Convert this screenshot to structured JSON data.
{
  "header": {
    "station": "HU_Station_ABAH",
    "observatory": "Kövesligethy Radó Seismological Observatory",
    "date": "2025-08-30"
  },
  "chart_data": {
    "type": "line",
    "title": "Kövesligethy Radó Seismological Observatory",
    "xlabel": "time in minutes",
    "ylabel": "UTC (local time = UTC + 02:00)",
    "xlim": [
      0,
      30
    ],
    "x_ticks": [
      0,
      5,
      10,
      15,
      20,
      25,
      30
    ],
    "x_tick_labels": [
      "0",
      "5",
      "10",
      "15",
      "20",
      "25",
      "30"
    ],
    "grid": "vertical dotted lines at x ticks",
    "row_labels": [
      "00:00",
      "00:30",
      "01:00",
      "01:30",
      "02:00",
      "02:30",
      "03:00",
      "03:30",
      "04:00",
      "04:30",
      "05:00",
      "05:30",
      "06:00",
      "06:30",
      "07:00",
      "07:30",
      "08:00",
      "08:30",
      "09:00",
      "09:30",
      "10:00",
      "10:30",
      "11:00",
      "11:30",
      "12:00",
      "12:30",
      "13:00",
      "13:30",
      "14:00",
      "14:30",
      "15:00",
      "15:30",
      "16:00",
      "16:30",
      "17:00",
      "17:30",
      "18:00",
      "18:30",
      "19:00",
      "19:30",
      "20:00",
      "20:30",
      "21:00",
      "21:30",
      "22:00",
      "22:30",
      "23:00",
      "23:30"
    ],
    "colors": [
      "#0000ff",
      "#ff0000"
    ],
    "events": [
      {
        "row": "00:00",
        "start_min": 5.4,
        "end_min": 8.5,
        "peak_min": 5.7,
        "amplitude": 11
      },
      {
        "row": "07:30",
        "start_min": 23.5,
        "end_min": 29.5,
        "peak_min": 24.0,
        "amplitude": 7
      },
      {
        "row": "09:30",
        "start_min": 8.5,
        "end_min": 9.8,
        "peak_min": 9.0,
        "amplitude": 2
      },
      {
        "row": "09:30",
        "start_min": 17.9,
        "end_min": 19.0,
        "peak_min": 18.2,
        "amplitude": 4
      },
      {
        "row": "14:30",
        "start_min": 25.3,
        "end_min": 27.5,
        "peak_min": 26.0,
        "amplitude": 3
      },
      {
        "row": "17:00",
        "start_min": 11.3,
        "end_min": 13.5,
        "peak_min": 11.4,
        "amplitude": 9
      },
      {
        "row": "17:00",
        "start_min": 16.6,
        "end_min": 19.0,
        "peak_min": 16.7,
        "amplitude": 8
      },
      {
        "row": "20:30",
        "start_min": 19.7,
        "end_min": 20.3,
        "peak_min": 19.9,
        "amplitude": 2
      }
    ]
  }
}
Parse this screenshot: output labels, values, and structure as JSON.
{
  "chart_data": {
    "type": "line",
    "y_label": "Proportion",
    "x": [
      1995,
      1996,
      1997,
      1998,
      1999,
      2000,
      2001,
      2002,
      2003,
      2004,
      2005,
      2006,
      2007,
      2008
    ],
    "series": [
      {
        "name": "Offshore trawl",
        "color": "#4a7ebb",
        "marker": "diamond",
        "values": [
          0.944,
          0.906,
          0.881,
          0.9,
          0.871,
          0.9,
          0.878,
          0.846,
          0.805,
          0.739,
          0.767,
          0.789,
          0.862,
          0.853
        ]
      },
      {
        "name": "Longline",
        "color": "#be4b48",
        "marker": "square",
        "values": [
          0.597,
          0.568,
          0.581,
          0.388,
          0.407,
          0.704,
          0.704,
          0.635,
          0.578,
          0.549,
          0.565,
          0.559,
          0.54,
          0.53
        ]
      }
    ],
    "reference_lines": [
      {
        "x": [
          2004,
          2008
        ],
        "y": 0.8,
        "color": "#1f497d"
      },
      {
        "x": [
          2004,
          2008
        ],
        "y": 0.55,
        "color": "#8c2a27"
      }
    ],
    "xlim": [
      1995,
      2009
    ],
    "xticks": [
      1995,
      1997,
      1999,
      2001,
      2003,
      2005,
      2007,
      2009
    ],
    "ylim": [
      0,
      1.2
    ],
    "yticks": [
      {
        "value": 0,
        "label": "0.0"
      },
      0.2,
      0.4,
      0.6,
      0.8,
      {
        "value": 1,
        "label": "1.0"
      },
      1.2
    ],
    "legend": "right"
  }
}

+===+

Aim of the task | Scan the data above; copy every line where "Kövesligethy" appears.

Answer to the problem |
    "observatory": "Kövesligethy Radó Seismological Observatory",
    "title": "Kövesligethy Radó Seismological Observatory",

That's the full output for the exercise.